[BEGIN]
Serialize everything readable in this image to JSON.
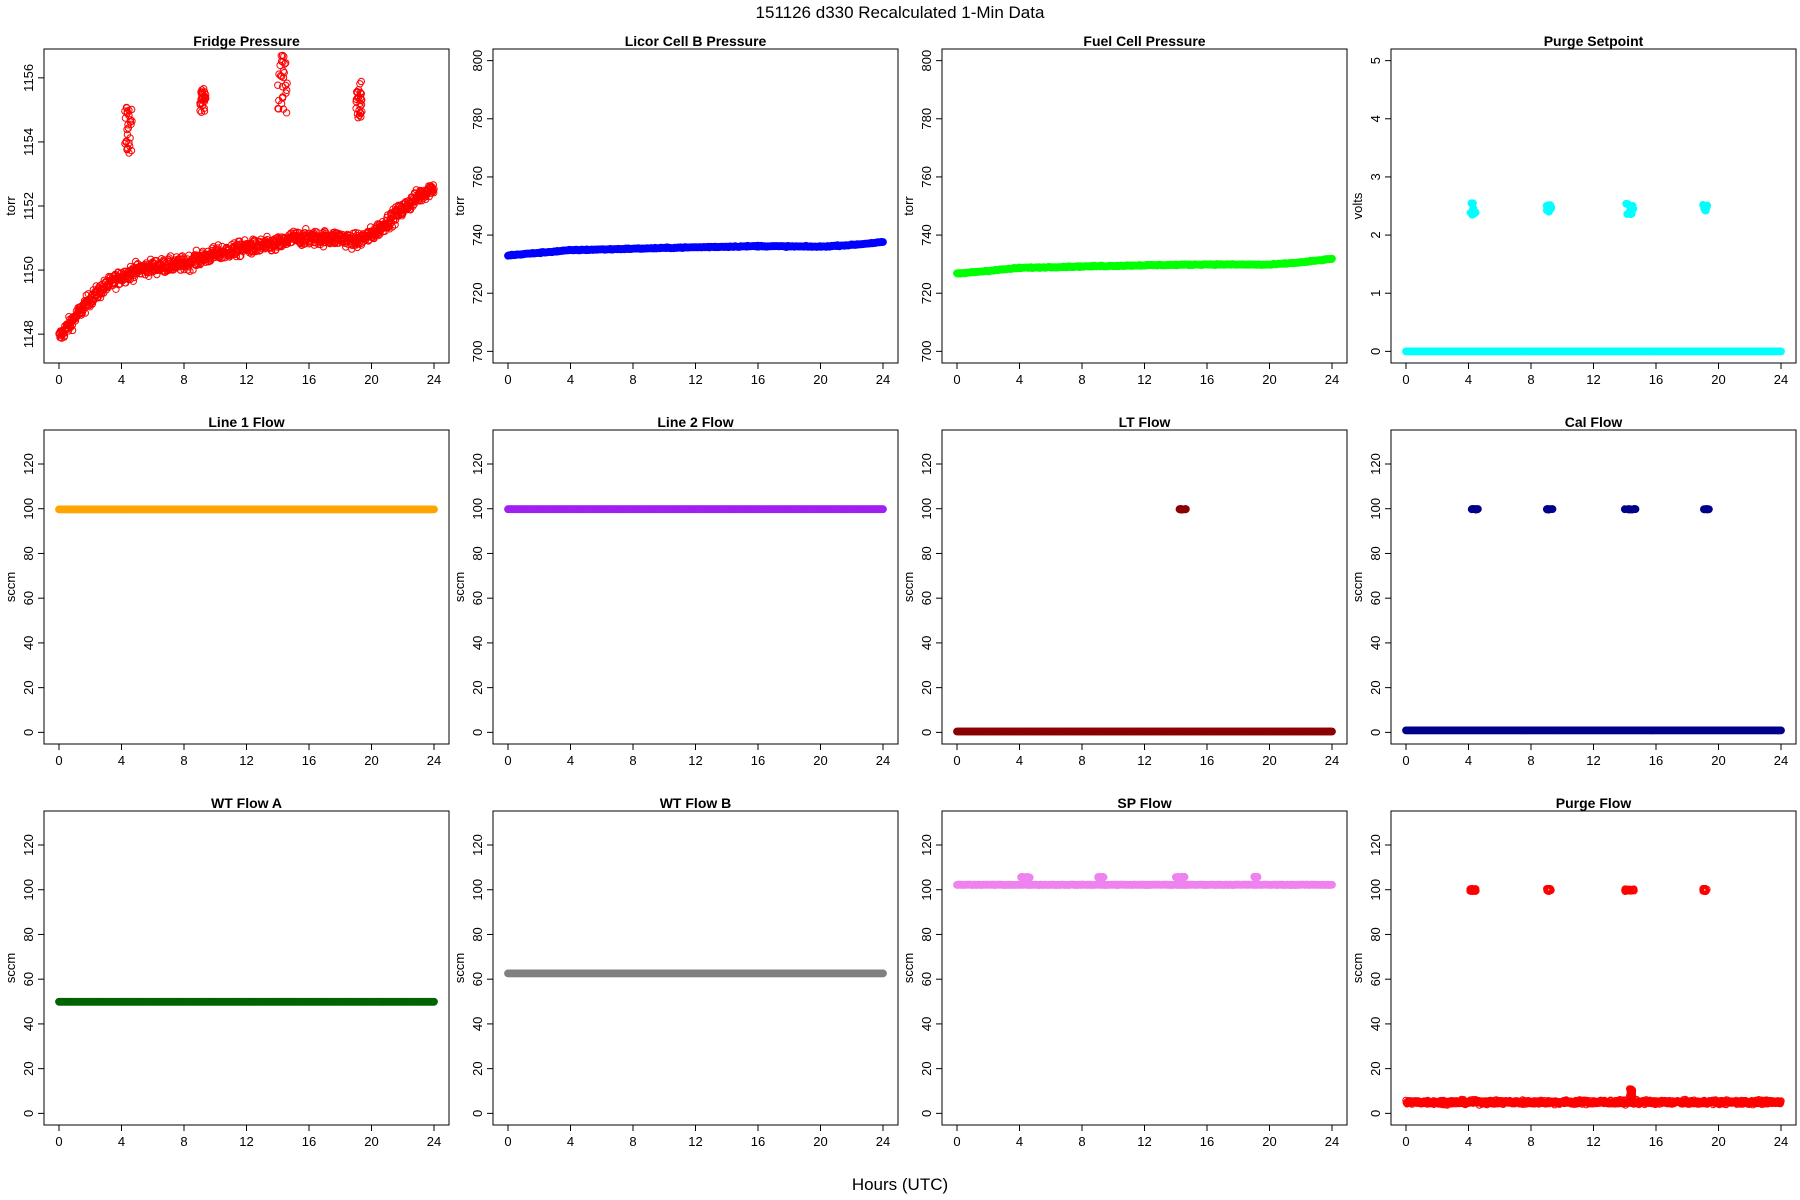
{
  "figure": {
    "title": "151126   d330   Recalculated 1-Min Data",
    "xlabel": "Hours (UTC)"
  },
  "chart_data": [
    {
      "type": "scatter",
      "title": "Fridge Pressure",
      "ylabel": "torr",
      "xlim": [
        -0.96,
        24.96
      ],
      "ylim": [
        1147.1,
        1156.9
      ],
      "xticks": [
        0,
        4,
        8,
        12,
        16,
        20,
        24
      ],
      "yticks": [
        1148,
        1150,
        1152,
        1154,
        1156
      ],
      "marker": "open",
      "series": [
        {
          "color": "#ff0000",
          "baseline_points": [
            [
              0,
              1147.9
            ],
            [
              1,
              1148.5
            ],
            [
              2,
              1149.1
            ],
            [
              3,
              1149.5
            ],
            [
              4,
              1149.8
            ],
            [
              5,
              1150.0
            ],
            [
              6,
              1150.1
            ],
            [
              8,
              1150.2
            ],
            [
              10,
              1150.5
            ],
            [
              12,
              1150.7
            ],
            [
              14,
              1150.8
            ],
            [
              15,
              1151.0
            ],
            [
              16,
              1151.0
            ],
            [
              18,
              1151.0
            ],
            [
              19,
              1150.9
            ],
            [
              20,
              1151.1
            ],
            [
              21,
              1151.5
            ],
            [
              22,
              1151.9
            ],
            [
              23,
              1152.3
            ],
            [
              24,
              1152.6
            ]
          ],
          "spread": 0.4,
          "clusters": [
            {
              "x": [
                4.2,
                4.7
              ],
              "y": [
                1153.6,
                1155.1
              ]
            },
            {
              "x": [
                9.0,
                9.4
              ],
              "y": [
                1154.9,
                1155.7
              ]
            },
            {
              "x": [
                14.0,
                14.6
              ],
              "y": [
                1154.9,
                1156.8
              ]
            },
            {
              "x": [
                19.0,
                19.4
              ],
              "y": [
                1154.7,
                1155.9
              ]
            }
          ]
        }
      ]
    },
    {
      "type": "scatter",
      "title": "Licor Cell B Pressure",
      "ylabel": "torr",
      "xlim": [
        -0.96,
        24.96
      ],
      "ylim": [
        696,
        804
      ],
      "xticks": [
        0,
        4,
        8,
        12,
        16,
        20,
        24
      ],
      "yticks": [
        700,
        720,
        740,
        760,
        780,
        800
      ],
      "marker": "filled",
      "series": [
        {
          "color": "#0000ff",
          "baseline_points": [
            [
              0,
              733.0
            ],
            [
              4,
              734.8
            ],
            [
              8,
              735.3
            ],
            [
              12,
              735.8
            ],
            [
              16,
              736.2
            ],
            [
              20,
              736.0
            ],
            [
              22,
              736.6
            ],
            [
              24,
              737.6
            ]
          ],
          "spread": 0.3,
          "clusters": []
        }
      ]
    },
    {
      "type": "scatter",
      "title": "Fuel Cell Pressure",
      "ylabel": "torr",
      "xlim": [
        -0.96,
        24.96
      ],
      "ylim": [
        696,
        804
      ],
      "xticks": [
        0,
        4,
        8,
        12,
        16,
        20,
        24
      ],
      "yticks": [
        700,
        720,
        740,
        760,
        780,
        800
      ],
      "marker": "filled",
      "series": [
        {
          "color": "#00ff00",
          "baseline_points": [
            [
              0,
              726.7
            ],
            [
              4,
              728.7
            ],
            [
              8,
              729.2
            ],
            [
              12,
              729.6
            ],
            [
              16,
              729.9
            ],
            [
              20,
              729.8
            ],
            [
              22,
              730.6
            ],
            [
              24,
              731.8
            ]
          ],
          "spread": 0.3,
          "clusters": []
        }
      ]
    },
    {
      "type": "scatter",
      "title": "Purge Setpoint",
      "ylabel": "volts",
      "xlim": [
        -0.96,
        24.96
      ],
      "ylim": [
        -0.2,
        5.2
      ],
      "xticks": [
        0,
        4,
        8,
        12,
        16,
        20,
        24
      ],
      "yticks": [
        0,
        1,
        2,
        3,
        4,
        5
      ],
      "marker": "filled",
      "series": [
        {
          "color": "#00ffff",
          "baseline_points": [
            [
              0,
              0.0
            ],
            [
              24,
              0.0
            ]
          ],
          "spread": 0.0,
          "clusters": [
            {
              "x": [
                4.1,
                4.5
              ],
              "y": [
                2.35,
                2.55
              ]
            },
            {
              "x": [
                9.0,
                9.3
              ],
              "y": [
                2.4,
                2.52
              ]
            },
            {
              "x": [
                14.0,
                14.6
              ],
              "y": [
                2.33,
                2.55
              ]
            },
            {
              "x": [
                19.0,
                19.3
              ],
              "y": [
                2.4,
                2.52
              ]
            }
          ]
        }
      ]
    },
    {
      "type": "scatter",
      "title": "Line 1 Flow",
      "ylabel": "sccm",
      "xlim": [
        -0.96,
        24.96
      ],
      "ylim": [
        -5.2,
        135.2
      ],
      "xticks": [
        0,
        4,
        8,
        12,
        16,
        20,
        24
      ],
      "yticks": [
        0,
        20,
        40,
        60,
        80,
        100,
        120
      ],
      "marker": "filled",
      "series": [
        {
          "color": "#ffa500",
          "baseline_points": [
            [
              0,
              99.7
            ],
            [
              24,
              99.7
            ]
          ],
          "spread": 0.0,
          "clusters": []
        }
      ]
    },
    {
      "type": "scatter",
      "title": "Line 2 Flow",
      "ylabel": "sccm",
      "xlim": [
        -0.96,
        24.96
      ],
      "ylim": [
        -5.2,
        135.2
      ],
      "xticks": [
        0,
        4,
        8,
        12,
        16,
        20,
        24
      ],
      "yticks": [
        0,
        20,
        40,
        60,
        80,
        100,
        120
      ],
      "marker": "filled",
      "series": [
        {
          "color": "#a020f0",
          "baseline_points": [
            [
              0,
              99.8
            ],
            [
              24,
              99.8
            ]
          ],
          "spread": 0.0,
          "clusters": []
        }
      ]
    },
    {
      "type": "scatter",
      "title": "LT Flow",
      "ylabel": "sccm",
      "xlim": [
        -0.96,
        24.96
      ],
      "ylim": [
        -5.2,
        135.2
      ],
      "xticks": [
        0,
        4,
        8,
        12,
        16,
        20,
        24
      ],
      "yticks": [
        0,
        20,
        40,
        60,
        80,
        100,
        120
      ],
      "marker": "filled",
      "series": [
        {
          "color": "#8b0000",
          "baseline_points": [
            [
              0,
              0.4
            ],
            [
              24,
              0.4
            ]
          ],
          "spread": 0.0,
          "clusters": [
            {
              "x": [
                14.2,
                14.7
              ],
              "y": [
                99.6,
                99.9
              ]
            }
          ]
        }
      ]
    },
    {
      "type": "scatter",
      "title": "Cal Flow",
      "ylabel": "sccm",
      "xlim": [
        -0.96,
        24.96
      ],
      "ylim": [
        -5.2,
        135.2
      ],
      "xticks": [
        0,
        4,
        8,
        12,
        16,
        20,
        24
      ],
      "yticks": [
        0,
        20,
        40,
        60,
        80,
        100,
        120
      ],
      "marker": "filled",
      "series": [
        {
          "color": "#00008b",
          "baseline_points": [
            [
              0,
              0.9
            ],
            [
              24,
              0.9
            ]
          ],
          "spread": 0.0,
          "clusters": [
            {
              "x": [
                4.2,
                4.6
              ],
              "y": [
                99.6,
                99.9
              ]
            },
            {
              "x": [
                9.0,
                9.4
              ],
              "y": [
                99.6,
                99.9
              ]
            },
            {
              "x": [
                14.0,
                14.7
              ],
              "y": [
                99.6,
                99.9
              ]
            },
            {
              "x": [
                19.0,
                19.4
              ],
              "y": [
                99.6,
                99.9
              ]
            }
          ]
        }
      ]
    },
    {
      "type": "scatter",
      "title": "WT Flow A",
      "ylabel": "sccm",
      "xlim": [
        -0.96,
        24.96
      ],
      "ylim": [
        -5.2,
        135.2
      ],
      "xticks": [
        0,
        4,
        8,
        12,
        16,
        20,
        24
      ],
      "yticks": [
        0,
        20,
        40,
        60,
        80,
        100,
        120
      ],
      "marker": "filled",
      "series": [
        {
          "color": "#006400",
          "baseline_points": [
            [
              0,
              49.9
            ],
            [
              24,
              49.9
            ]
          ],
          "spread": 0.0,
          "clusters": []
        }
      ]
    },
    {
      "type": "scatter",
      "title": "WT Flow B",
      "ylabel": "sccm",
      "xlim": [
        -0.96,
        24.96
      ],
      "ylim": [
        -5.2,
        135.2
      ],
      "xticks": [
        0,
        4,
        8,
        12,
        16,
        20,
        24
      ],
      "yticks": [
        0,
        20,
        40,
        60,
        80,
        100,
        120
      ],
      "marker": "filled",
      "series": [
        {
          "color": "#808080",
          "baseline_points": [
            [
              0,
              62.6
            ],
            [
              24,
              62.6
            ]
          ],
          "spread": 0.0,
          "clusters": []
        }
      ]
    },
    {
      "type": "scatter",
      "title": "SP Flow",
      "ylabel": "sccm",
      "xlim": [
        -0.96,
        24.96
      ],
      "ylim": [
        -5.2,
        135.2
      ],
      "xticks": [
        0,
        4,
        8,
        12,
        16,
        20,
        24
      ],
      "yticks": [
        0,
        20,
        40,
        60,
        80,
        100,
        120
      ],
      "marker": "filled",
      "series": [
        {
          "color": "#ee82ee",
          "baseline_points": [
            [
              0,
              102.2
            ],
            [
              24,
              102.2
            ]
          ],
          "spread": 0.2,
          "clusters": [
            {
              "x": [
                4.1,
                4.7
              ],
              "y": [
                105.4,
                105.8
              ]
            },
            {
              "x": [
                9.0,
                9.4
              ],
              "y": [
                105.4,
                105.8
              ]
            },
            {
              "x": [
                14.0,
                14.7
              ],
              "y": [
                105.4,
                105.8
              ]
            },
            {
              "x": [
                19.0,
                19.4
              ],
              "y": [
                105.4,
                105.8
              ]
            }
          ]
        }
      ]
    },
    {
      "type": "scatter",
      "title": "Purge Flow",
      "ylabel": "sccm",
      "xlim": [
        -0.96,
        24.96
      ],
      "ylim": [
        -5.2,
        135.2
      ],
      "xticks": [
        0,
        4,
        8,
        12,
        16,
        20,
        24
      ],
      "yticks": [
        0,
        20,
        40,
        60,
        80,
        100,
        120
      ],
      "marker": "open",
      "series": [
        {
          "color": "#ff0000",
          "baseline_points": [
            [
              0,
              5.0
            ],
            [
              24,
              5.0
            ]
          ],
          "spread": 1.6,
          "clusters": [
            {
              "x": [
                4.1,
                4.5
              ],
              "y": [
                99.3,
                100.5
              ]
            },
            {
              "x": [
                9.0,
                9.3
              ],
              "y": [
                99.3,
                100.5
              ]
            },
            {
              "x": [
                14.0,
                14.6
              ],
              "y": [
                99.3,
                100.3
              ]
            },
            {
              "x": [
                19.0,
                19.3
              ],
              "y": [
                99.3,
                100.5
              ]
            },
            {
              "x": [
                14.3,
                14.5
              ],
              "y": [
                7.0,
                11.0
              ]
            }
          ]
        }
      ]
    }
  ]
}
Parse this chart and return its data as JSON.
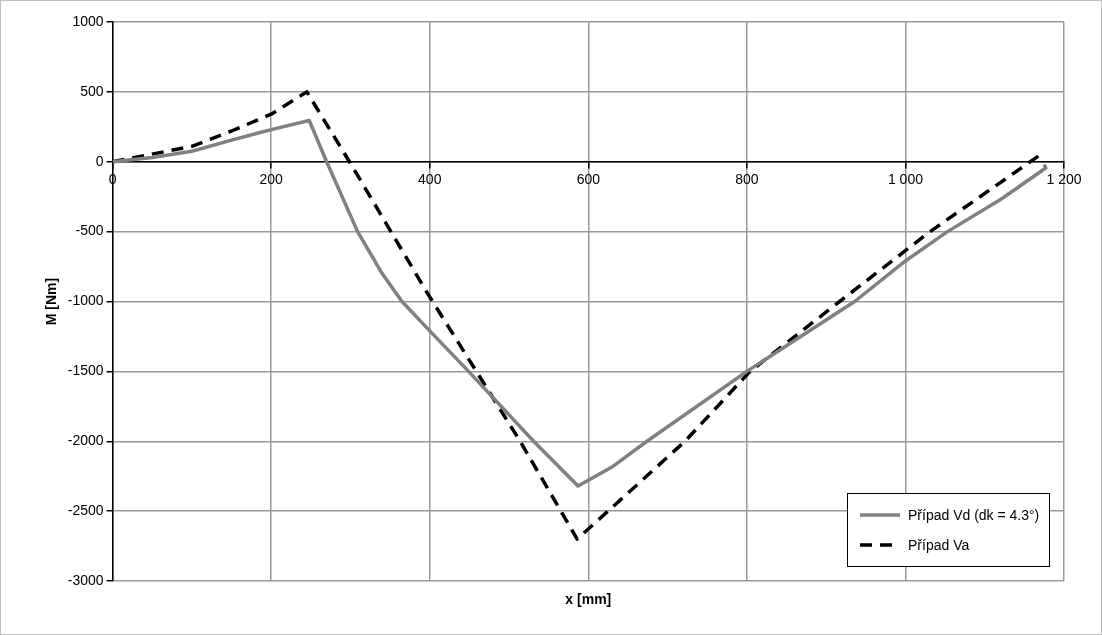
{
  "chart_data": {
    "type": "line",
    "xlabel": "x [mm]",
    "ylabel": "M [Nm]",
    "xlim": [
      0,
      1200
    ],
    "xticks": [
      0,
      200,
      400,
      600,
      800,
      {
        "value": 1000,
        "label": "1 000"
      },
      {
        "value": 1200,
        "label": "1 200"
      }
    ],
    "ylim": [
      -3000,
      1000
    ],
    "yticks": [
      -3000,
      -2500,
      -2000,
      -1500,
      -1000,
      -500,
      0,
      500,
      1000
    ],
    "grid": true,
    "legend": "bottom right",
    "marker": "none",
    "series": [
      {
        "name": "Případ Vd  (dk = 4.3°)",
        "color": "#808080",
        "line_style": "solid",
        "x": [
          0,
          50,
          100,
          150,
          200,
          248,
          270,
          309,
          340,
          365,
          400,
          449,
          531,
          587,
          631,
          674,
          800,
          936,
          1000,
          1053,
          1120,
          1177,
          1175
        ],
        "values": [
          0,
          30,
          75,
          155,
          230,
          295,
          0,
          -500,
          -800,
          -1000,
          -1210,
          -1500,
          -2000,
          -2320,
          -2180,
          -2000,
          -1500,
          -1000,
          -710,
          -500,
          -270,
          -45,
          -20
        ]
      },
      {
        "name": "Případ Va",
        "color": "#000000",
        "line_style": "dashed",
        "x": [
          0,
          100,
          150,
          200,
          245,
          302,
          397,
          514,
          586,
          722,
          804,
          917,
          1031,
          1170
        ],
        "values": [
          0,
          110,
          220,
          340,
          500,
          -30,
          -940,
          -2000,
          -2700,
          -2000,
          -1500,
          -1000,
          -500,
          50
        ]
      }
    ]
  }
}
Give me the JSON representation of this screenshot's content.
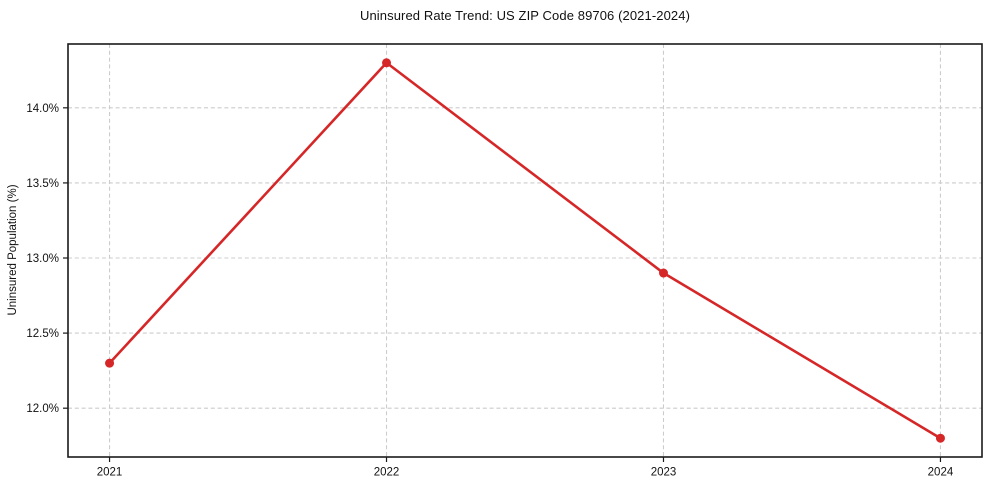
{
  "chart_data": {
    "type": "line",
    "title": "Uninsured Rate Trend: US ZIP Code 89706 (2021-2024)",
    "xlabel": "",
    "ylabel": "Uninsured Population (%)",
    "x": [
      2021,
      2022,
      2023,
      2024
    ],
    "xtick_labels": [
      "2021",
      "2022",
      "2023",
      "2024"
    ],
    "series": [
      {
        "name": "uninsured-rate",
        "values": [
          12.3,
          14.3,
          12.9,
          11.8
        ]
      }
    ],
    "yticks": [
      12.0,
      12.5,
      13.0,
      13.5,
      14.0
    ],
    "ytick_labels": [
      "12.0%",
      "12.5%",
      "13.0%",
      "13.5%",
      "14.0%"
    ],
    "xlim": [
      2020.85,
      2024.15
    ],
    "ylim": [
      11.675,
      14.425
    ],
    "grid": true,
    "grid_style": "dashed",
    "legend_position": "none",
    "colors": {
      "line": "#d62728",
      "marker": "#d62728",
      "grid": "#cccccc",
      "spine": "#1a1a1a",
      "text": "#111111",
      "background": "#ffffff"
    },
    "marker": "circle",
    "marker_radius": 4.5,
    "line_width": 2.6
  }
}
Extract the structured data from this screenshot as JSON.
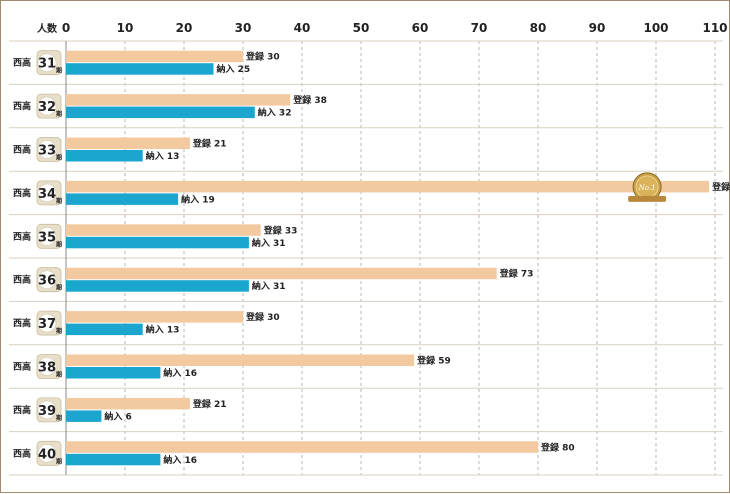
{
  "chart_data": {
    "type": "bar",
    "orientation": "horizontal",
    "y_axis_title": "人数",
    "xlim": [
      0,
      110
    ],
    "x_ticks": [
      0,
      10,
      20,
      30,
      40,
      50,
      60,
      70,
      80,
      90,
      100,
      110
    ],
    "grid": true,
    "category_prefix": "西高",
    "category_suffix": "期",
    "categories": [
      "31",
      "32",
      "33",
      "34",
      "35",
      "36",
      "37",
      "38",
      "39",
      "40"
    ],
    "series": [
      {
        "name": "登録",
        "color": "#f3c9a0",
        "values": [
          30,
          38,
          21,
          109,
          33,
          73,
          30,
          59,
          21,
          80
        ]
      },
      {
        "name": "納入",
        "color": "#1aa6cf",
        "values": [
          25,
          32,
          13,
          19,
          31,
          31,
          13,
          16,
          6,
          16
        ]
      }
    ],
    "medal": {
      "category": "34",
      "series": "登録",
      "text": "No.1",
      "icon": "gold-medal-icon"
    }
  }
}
[END]
=== Task objective ===
Find every line in the records above that holds the word "Flow", and copy each one.

=== Reply ===
      "title": "Line 1 Flow",
      "title": "Line 2 Flow",
      "title": "LT Flow",
      "title": "Cal Flow",
      "title": "WT Flow A",
      "title": "WT Flow B",
      "title": "SP Flow",
      "title": "Purge Flow",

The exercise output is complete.